= What is expected =
Write out each line exactly as it stands, please.
§ §
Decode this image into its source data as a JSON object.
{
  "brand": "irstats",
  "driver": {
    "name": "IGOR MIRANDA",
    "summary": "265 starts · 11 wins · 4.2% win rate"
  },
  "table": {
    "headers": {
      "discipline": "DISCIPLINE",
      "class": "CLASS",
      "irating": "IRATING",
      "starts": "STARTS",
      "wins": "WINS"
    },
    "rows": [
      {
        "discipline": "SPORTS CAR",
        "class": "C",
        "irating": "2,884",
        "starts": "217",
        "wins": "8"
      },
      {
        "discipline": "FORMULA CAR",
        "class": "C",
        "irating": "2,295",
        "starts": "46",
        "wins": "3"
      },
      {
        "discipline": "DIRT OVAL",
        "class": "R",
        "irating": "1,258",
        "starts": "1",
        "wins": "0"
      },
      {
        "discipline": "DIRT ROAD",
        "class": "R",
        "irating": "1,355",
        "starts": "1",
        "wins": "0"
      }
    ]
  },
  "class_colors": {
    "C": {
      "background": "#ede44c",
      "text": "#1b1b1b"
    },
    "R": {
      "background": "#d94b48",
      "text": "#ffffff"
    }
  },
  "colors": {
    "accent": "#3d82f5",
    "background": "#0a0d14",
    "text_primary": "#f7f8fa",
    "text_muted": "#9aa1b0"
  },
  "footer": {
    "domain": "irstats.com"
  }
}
§ §
= Solution for this problem =
Decode this image into its source data as a JSON object.
{
  "brand": "irstats",
  "driver": {
    "name": "IGOR MIRANDA",
    "summary": "265 starts · 11 wins · 4.2% win rate"
  },
  "table": {
    "headers": {
      "discipline": "DISCIPLINE",
      "class": "CLASS",
      "irating": "IRATING",
      "starts": "STARTS",
      "wins": "WINS"
    },
    "rows": [
      {
        "discipline": "SPORTS CAR",
        "class": "C",
        "irating": "2,884",
        "starts": "217",
        "wins": "8"
      },
      {
        "discipline": "FORMULA CAR",
        "class": "C",
        "irating": "2,295",
        "starts": "46",
        "wins": "3"
      },
      {
        "discipline": "DIRT OVAL",
        "class": "R",
        "irating": "1,258",
        "starts": "1",
        "wins": "0"
      },
      {
        "discipline": "DIRT ROAD",
        "class": "R",
        "irating": "1,355",
        "starts": "1",
        "wins": "0"
      }
    ]
  },
  "class_colors": {
    "C": {
      "background": "#ede44c",
      "text": "#1b1b1b"
    },
    "R": {
      "background": "#d94b48",
      "text": "#ffffff"
    }
  },
  "colors": {
    "accent": "#3d82f5",
    "background": "#0a0d14",
    "text_primary": "#f7f8fa",
    "text_muted": "#9aa1b0"
  },
  "footer": {
    "domain": "irstats.com"
  }
}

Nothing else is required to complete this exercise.